=== PROBLEM REQUIREMENTS ===
No images are to be carried over; print all other material exactly as it stands.

=== GIVEN INFORMATION ===

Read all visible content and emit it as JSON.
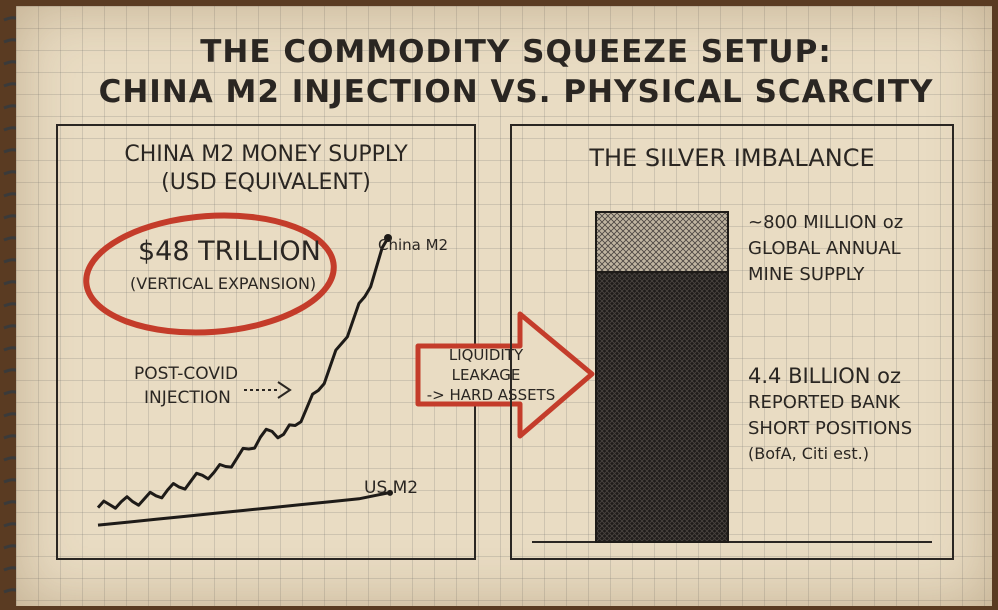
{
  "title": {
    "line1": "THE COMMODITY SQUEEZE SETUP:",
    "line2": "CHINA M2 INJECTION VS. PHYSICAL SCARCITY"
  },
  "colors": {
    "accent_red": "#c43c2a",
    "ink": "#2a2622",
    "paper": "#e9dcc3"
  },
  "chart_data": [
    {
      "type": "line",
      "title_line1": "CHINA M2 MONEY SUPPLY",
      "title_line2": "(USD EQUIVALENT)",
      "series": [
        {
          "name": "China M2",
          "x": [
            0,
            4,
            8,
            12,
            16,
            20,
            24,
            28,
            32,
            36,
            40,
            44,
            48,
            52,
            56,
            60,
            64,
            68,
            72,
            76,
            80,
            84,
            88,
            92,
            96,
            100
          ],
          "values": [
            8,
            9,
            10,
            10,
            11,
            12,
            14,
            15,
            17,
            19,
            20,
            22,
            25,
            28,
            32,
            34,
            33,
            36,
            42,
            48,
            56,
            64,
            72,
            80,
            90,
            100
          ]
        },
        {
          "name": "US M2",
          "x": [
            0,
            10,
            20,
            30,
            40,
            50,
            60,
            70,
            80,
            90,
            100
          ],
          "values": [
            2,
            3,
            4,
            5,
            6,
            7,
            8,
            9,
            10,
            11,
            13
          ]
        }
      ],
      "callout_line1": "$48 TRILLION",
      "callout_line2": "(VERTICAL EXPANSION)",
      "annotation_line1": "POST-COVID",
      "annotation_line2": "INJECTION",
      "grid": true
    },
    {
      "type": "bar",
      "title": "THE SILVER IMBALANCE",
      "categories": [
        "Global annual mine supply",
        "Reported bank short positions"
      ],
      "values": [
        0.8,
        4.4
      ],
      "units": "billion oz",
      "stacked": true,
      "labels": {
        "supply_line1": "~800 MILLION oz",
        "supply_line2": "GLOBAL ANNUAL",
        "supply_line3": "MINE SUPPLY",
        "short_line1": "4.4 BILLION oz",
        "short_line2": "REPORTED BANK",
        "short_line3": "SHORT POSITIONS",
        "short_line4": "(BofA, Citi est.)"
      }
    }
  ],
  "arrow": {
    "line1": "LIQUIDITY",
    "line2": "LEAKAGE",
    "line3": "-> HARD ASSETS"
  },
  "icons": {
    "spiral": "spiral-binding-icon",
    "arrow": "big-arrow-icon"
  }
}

=== FINAL RESULT ===
Read all visible content and emit it as JSON.
{
  "title": {
    "line1": "THE COMMODITY SQUEEZE SETUP:",
    "line2": "CHINA M2 INJECTION VS. PHYSICAL SCARCITY"
  },
  "colors": {
    "accent_red": "#c43c2a",
    "ink": "#2a2622",
    "paper": "#e9dcc3"
  },
  "chart_data": [
    {
      "type": "line",
      "title_line1": "CHINA M2 MONEY SUPPLY",
      "title_line2": "(USD EQUIVALENT)",
      "series": [
        {
          "name": "China M2",
          "x": [
            0,
            4,
            8,
            12,
            16,
            20,
            24,
            28,
            32,
            36,
            40,
            44,
            48,
            52,
            56,
            60,
            64,
            68,
            72,
            76,
            80,
            84,
            88,
            92,
            96,
            100
          ],
          "values": [
            8,
            9,
            10,
            10,
            11,
            12,
            14,
            15,
            17,
            19,
            20,
            22,
            25,
            28,
            32,
            34,
            33,
            36,
            42,
            48,
            56,
            64,
            72,
            80,
            90,
            100
          ]
        },
        {
          "name": "US M2",
          "x": [
            0,
            10,
            20,
            30,
            40,
            50,
            60,
            70,
            80,
            90,
            100
          ],
          "values": [
            2,
            3,
            4,
            5,
            6,
            7,
            8,
            9,
            10,
            11,
            13
          ]
        }
      ],
      "callout_line1": "$48 TRILLION",
      "callout_line2": "(VERTICAL EXPANSION)",
      "annotation_line1": "POST-COVID",
      "annotation_line2": "INJECTION",
      "grid": true
    },
    {
      "type": "bar",
      "title": "THE SILVER IMBALANCE",
      "categories": [
        "Global annual mine supply",
        "Reported bank short positions"
      ],
      "values": [
        0.8,
        4.4
      ],
      "units": "billion oz",
      "stacked": true,
      "labels": {
        "supply_line1": "~800 MILLION oz",
        "supply_line2": "GLOBAL ANNUAL",
        "supply_line3": "MINE SUPPLY",
        "short_line1": "4.4 BILLION oz",
        "short_line2": "REPORTED BANK",
        "short_line3": "SHORT POSITIONS",
        "short_line4": "(BofA, Citi est.)"
      }
    }
  ],
  "arrow": {
    "line1": "LIQUIDITY",
    "line2": "LEAKAGE",
    "line3": "-> HARD ASSETS"
  },
  "icons": {
    "spiral": "spiral-binding-icon",
    "arrow": "big-arrow-icon"
  }
}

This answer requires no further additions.